§ **WHAT IS EXPECTED**:
The expected output is every entry below, exact in every character.

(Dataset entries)

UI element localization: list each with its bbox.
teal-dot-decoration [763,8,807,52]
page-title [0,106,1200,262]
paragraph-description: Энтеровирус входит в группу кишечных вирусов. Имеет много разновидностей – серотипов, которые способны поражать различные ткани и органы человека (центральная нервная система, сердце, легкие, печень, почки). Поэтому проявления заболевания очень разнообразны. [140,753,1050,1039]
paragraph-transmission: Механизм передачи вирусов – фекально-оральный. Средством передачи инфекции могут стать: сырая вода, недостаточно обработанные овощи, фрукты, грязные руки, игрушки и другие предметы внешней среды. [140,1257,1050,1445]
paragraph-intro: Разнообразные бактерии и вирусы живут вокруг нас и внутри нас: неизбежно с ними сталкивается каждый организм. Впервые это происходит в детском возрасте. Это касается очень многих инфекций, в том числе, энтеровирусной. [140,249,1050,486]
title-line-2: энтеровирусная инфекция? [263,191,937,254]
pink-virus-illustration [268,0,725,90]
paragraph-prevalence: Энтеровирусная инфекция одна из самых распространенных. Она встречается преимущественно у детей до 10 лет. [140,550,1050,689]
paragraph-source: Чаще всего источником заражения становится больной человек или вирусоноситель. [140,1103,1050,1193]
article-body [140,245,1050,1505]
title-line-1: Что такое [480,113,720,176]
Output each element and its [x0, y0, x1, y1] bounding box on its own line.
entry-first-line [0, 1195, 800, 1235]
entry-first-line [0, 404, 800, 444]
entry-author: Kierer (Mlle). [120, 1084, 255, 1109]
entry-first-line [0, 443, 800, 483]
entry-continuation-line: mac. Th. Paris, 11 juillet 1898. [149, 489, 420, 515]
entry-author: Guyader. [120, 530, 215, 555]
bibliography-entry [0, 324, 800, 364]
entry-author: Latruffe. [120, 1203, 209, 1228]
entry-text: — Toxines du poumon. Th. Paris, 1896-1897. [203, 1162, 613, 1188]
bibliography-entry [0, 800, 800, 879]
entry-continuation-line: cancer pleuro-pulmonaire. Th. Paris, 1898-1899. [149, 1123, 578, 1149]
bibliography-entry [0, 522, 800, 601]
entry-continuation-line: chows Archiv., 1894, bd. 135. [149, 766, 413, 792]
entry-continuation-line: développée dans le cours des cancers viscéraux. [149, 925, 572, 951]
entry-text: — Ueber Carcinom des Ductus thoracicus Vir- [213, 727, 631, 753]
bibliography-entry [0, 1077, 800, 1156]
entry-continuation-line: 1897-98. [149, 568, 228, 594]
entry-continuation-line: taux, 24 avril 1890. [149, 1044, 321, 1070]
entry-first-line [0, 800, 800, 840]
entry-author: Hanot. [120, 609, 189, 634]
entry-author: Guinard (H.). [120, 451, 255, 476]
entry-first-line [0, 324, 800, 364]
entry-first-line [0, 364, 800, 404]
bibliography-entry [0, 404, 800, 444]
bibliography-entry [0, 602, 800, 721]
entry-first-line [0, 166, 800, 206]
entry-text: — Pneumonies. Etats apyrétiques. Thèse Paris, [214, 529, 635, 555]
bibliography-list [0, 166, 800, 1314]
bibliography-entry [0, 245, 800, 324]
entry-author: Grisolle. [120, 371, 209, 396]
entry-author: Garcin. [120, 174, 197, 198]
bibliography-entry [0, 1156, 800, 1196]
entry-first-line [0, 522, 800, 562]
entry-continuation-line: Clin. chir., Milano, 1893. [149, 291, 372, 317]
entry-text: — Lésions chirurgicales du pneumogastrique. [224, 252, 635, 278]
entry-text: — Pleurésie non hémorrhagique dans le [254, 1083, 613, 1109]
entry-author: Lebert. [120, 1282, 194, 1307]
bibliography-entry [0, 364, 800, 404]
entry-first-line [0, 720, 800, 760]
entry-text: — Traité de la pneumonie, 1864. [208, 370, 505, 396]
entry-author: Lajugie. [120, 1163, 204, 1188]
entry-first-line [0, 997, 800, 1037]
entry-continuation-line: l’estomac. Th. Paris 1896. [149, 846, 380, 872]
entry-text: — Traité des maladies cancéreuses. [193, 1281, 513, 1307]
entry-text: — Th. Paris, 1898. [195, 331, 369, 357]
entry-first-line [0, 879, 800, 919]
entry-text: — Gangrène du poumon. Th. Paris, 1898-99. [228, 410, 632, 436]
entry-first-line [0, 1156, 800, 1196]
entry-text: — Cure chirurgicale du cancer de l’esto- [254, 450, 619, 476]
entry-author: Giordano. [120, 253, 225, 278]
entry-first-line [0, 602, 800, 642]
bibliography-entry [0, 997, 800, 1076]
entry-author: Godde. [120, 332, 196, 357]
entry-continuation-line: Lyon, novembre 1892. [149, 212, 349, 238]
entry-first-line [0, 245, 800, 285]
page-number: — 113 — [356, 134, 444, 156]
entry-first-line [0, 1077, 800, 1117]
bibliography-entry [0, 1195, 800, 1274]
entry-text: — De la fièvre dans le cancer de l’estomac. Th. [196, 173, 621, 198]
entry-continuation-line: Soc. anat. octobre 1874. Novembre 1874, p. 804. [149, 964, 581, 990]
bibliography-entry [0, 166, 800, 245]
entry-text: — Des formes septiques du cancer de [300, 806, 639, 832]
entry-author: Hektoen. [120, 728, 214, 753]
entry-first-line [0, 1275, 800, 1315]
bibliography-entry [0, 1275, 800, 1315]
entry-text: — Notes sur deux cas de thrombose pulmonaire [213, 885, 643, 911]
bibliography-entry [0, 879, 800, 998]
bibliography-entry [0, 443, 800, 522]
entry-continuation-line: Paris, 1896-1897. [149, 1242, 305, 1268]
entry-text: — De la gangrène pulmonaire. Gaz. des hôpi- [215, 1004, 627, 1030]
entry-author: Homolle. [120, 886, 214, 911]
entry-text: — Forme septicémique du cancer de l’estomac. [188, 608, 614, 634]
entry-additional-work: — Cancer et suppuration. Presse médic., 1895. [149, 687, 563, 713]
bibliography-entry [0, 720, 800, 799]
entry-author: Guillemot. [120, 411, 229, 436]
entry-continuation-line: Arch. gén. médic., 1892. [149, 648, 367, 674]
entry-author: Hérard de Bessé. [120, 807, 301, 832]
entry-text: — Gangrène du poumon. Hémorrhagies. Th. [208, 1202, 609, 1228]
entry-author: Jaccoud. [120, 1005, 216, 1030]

§ **TASK RESPONSE**:
UI element localization: list each with its bbox.
teal-dot-decoration [763,8,807,52]
page-title [0,106,1200,262]
paragraph-description: Энтеровирус входит в группу кишечных вирусов. Имеет много разновидностей – серотипов, которые способны поражать различные ткани и органы человека (центральная нервная система, сердце, легкие, печень, почки). Поэтому проявления заболевания очень разнообразны. [140,753,1050,1039]
paragraph-transmission: Механизм передачи вирусов – фекально-оральный. Средством передачи инфекции могут стать: сырая вода, недостаточно обработанные овощи, фрукты, грязные руки, игрушки и другие предметы внешней среды. [140,1257,1050,1445]
paragraph-intro: Разнообразные бактерии и вирусы живут вокруг нас и внутри нас: неизбежно с ними сталкивается каждый организм. Впервые это происходит в детском возрасте. Это касается очень многих инфекций, в том числе, энтеровирусной. [140,249,1050,486]
title-line-2: энтеровирусная инфекция? [263,191,937,254]
pink-virus-illustration [268,0,725,90]
paragraph-prevalence: Энтеровирусная инфекция одна из самых распространенных. Она встречается преимущественно у детей до 10 лет. [140,550,1050,689]
paragraph-source: Чаще всего источником заражения становится больной человек или вирусоноситель. [140,1103,1050,1193]
article-body [140,245,1050,1505]
title-line-1: Что такое [480,113,720,176]
Output each element and its [x0, y0, x1, y1] bounding box on its own line.
entry-first-line [0, 1195, 800, 1235]
entry-first-line [0, 404, 800, 444]
entry-author: Kierer (Mlle). [120, 1084, 255, 1109]
entry-first-line [0, 443, 800, 483]
entry-continuation-line: mac. Th. Paris, 11 juillet 1898. [149, 489, 420, 515]
entry-author: Guyader. [120, 530, 215, 555]
bibliography-entry [0, 324, 800, 364]
entry-author: Latruffe. [120, 1203, 209, 1228]
entry-text: — Toxines du poumon. Th. Paris, 1896-1897. [203, 1162, 613, 1188]
bibliography-entry [0, 800, 800, 879]
entry-continuation-line: cancer pleuro-pulmonaire. Th. Paris, 1898-1899. [149, 1123, 578, 1149]
bibliography-entry [0, 522, 800, 601]
entry-continuation-line: chows Archiv., 1894, bd. 135. [149, 766, 413, 792]
entry-continuation-line: développée dans le cours des cancers viscéraux. [149, 925, 572, 951]
entry-text: — Ueber Carcinom des Ductus thoracicus Vir- [213, 727, 631, 753]
bibliography-entry [0, 1077, 800, 1156]
entry-continuation-line: 1897-98. [149, 568, 228, 594]
entry-continuation-line: taux, 24 avril 1890. [149, 1044, 321, 1070]
entry-first-line [0, 800, 800, 840]
entry-author: Hanot. [120, 609, 189, 634]
entry-author: Guinard (H.). [120, 451, 255, 476]
entry-first-line [0, 324, 800, 364]
entry-first-line [0, 364, 800, 404]
bibliography-entry [0, 404, 800, 444]
bibliography-entry [0, 602, 800, 721]
entry-first-line [0, 166, 800, 206]
entry-text: — Pneumonies. Etats apyrétiques. Thèse Paris, [214, 529, 635, 555]
bibliography-list [0, 166, 800, 1314]
bibliography-entry [0, 245, 800, 324]
entry-author: Grisolle. [120, 371, 209, 396]
entry-author: Garcin. [120, 174, 197, 198]
bibliography-entry [0, 1156, 800, 1196]
entry-first-line [0, 522, 800, 562]
entry-continuation-line: Clin. chir., Milano, 1893. [149, 291, 372, 317]
entry-text: — Lésions chirurgicales du pneumogastrique. [224, 252, 635, 278]
entry-text: — Pleurésie non hémorrhagique dans le [254, 1083, 613, 1109]
entry-author: Lebert. [120, 1282, 194, 1307]
bibliography-entry [0, 364, 800, 404]
entry-first-line [0, 720, 800, 760]
entry-text: — Traité de la pneumonie, 1864. [208, 370, 505, 396]
entry-author: Lajugie. [120, 1163, 204, 1188]
entry-first-line [0, 997, 800, 1037]
entry-continuation-line: l’estomac. Th. Paris 1896. [149, 846, 380, 872]
entry-text: — Traité des maladies cancéreuses. [193, 1281, 513, 1307]
entry-text: — Th. Paris, 1898. [195, 331, 369, 357]
entry-first-line [0, 879, 800, 919]
entry-text: — Gangrène du poumon. Th. Paris, 1898-99. [228, 410, 632, 436]
entry-first-line [0, 1156, 800, 1196]
entry-text: — Cure chirurgicale du cancer de l’esto- [254, 450, 619, 476]
entry-author: Giordano. [120, 253, 225, 278]
entry-first-line [0, 602, 800, 642]
bibliography-entry [0, 997, 800, 1076]
entry-author: Godde. [120, 332, 196, 357]
entry-continuation-line: Lyon, novembre 1892. [149, 212, 349, 238]
entry-first-line [0, 245, 800, 285]
page-number: — 113 — [356, 134, 444, 156]
entry-first-line [0, 1077, 800, 1117]
bibliography-entry [0, 1195, 800, 1274]
entry-text: — De la fièvre dans le cancer de l’estomac. Th. [196, 173, 621, 198]
entry-continuation-line: Soc. anat. octobre 1874. Novembre 1874, p. 804. [149, 964, 581, 990]
bibliography-entry [0, 166, 800, 245]
entry-text: — Des formes septiques du cancer de [300, 806, 639, 832]
entry-author: Hektoen. [120, 728, 214, 753]
entry-first-line [0, 1275, 800, 1315]
bibliography-entry [0, 1275, 800, 1315]
entry-text: — Notes sur deux cas de thrombose pulmonaire [213, 885, 643, 911]
bibliography-entry [0, 879, 800, 998]
bibliography-entry [0, 443, 800, 522]
entry-continuation-line: Paris, 1896-1897. [149, 1242, 305, 1268]
entry-text: — De la gangrène pulmonaire. Gaz. des hôpi- [215, 1004, 627, 1030]
entry-author: Homolle. [120, 886, 214, 911]
entry-text: — Forme septicémique du cancer de l’estomac. [188, 608, 614, 634]
entry-additional-work: — Cancer et suppuration. Presse médic., 1895. [149, 687, 563, 713]
bibliography-entry [0, 720, 800, 799]
entry-author: Guillemot. [120, 411, 229, 436]
entry-continuation-line: Arch. gén. médic., 1892. [149, 648, 367, 674]
entry-author: Hérard de Bessé. [120, 807, 301, 832]
entry-text: — Gangrène du poumon. Hémorrhagies. Th. [208, 1202, 609, 1228]
entry-author: Jaccoud. [120, 1005, 216, 1030]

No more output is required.